• [WRITTEN INSTRUCTION] Restate the records below word for word.

::::::

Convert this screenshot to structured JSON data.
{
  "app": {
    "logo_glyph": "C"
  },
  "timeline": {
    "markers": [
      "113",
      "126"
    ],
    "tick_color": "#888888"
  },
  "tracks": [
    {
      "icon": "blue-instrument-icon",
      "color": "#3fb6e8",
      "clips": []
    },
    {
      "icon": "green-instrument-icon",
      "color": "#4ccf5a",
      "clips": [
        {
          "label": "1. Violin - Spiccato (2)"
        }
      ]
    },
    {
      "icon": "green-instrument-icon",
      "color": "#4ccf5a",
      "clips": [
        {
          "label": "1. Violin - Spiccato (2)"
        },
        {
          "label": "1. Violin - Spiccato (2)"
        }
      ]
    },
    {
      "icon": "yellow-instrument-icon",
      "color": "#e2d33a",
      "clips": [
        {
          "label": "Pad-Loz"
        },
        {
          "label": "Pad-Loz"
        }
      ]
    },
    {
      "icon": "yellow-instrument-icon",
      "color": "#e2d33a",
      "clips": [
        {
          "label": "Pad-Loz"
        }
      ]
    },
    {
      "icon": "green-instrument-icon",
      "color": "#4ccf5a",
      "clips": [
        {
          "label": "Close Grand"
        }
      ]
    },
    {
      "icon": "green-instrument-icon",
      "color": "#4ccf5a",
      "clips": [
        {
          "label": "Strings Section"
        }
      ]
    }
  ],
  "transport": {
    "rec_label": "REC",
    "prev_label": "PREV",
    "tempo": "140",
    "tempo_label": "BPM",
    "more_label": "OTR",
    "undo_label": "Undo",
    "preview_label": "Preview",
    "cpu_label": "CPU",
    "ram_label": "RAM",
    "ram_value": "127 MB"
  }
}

::::::

• [RESULT BELOW]
Convert this screenshot to structured JSON data.
{
  "app": {
    "logo_glyph": "C"
  },
  "timeline": {
    "markers": [
      "113",
      "126"
    ],
    "tick_color": "#888888"
  },
  "tracks": [
    {
      "icon": "blue-instrument-icon",
      "color": "#3fb6e8",
      "clips": []
    },
    {
      "icon": "green-instrument-icon",
      "color": "#4ccf5a",
      "clips": [
        {
          "label": "1. Violin - Spiccato (2)"
        }
      ]
    },
    {
      "icon": "green-instrument-icon",
      "color": "#4ccf5a",
      "clips": [
        {
          "label": "1. Violin - Spiccato (2)"
        },
        {
          "label": "1. Violin - Spiccato (2)"
        }
      ]
    },
    {
      "icon": "yellow-instrument-icon",
      "color": "#e2d33a",
      "clips": [
        {
          "label": "Pad-Loz"
        },
        {
          "label": "Pad-Loz"
        }
      ]
    },
    {
      "icon": "yellow-instrument-icon",
      "color": "#e2d33a",
      "clips": [
        {
          "label": "Pad-Loz"
        }
      ]
    },
    {
      "icon": "green-instrument-icon",
      "color": "#4ccf5a",
      "clips": [
        {
          "label": "Close Grand"
        }
      ]
    },
    {
      "icon": "green-instrument-icon",
      "color": "#4ccf5a",
      "clips": [
        {
          "label": "Strings Section"
        }
      ]
    }
  ],
  "transport": {
    "rec_label": "REC",
    "prev_label": "PREV",
    "tempo": "140",
    "tempo_label": "BPM",
    "more_label": "OTR",
    "undo_label": "Undo",
    "preview_label": "Preview",
    "cpu_label": "CPU",
    "ram_label": "RAM",
    "ram_value": "127 MB"
  }
}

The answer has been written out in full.